* **Data excerpts**:
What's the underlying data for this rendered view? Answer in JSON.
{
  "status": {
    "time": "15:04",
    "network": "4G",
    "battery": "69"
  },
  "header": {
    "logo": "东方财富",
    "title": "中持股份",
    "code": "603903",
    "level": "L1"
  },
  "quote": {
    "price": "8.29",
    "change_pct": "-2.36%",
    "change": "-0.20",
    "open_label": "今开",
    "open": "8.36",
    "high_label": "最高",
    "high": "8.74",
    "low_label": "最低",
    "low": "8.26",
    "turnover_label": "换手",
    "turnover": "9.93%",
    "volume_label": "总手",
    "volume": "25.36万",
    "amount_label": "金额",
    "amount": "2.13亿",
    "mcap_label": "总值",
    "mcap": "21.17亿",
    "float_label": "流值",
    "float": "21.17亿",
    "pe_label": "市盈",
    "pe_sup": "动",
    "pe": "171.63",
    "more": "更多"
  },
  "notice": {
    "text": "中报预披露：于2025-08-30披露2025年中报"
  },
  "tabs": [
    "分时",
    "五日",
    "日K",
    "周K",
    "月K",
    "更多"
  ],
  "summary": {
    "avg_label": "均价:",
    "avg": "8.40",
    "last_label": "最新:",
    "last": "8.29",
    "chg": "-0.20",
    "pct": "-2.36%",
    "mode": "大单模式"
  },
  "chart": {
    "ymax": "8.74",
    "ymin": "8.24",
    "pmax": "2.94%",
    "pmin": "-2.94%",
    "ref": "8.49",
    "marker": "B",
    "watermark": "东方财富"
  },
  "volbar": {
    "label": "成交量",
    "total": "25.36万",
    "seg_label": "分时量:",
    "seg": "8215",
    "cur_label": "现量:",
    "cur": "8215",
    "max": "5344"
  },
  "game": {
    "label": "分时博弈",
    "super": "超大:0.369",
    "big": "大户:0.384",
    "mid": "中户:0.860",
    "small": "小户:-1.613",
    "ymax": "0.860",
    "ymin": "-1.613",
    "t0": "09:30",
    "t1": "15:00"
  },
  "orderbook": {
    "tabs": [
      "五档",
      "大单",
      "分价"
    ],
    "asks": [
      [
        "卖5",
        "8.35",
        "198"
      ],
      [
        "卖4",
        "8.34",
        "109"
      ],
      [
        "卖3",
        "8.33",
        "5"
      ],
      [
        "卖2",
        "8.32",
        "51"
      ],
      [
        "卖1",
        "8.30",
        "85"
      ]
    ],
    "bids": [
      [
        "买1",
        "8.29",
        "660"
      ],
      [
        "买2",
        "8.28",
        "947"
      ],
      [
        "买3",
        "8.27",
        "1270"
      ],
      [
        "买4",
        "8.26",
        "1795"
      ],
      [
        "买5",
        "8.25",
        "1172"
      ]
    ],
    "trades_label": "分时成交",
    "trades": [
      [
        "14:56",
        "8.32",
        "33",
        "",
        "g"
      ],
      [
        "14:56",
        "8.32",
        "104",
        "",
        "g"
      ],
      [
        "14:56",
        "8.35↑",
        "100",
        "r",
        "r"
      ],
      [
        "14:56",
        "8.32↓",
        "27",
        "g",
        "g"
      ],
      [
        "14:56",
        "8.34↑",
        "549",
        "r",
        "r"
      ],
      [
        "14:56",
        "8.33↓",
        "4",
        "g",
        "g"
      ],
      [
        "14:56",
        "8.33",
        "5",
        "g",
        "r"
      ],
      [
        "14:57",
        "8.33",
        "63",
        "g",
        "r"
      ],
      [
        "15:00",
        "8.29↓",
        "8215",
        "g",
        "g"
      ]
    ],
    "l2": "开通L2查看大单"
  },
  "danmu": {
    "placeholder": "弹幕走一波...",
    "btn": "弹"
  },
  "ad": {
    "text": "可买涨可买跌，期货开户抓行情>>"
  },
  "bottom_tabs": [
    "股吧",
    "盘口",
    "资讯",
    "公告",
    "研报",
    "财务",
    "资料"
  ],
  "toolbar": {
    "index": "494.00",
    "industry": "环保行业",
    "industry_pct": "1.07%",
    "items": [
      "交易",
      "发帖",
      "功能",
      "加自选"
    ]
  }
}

* **Directive**:
Return each entry from above without altering a single character.

* **Output of the task**:
What's the underlying data for this rendered view? Answer in JSON.
{
  "status": {
    "time": "15:04",
    "network": "4G",
    "battery": "69"
  },
  "header": {
    "logo": "东方财富",
    "title": "中持股份",
    "code": "603903",
    "level": "L1"
  },
  "quote": {
    "price": "8.29",
    "change_pct": "-2.36%",
    "change": "-0.20",
    "open_label": "今开",
    "open": "8.36",
    "high_label": "最高",
    "high": "8.74",
    "low_label": "最低",
    "low": "8.26",
    "turnover_label": "换手",
    "turnover": "9.93%",
    "volume_label": "总手",
    "volume": "25.36万",
    "amount_label": "金额",
    "amount": "2.13亿",
    "mcap_label": "总值",
    "mcap": "21.17亿",
    "float_label": "流值",
    "float": "21.17亿",
    "pe_label": "市盈",
    "pe_sup": "动",
    "pe": "171.63",
    "more": "更多"
  },
  "notice": {
    "text": "中报预披露：于2025-08-30披露2025年中报"
  },
  "tabs": [
    "分时",
    "五日",
    "日K",
    "周K",
    "月K",
    "更多"
  ],
  "summary": {
    "avg_label": "均价:",
    "avg": "8.40",
    "last_label": "最新:",
    "last": "8.29",
    "chg": "-0.20",
    "pct": "-2.36%",
    "mode": "大单模式"
  },
  "chart": {
    "ymax": "8.74",
    "ymin": "8.24",
    "pmax": "2.94%",
    "pmin": "-2.94%",
    "ref": "8.49",
    "marker": "B",
    "watermark": "东方财富"
  },
  "volbar": {
    "label": "成交量",
    "total": "25.36万",
    "seg_label": "分时量:",
    "seg": "8215",
    "cur_label": "现量:",
    "cur": "8215",
    "max": "5344"
  },
  "game": {
    "label": "分时博弈",
    "super": "超大:0.369",
    "big": "大户:0.384",
    "mid": "中户:0.860",
    "small": "小户:-1.613",
    "ymax": "0.860",
    "ymin": "-1.613",
    "t0": "09:30",
    "t1": "15:00"
  },
  "orderbook": {
    "tabs": [
      "五档",
      "大单",
      "分价"
    ],
    "asks": [
      [
        "卖5",
        "8.35",
        "198"
      ],
      [
        "卖4",
        "8.34",
        "109"
      ],
      [
        "卖3",
        "8.33",
        "5"
      ],
      [
        "卖2",
        "8.32",
        "51"
      ],
      [
        "卖1",
        "8.30",
        "85"
      ]
    ],
    "bids": [
      [
        "买1",
        "8.29",
        "660"
      ],
      [
        "买2",
        "8.28",
        "947"
      ],
      [
        "买3",
        "8.27",
        "1270"
      ],
      [
        "买4",
        "8.26",
        "1795"
      ],
      [
        "买5",
        "8.25",
        "1172"
      ]
    ],
    "trades_label": "分时成交",
    "trades": [
      [
        "14:56",
        "8.32",
        "33",
        "",
        "g"
      ],
      [
        "14:56",
        "8.32",
        "104",
        "",
        "g"
      ],
      [
        "14:56",
        "8.35↑",
        "100",
        "r",
        "r"
      ],
      [
        "14:56",
        "8.32↓",
        "27",
        "g",
        "g"
      ],
      [
        "14:56",
        "8.34↑",
        "549",
        "r",
        "r"
      ],
      [
        "14:56",
        "8.33↓",
        "4",
        "g",
        "g"
      ],
      [
        "14:56",
        "8.33",
        "5",
        "g",
        "r"
      ],
      [
        "14:57",
        "8.33",
        "63",
        "g",
        "r"
      ],
      [
        "15:00",
        "8.29↓",
        "8215",
        "g",
        "g"
      ]
    ],
    "l2": "开通L2查看大单"
  },
  "danmu": {
    "placeholder": "弹幕走一波...",
    "btn": "弹"
  },
  "ad": {
    "text": "可买涨可买跌，期货开户抓行情>>"
  },
  "bottom_tabs": [
    "股吧",
    "盘口",
    "资讯",
    "公告",
    "研报",
    "财务",
    "资料"
  ],
  "toolbar": {
    "index": "494.00",
    "industry": "环保行业",
    "industry_pct": "1.07%",
    "items": [
      "交易",
      "发帖",
      "功能",
      "加自选"
    ]
  }
}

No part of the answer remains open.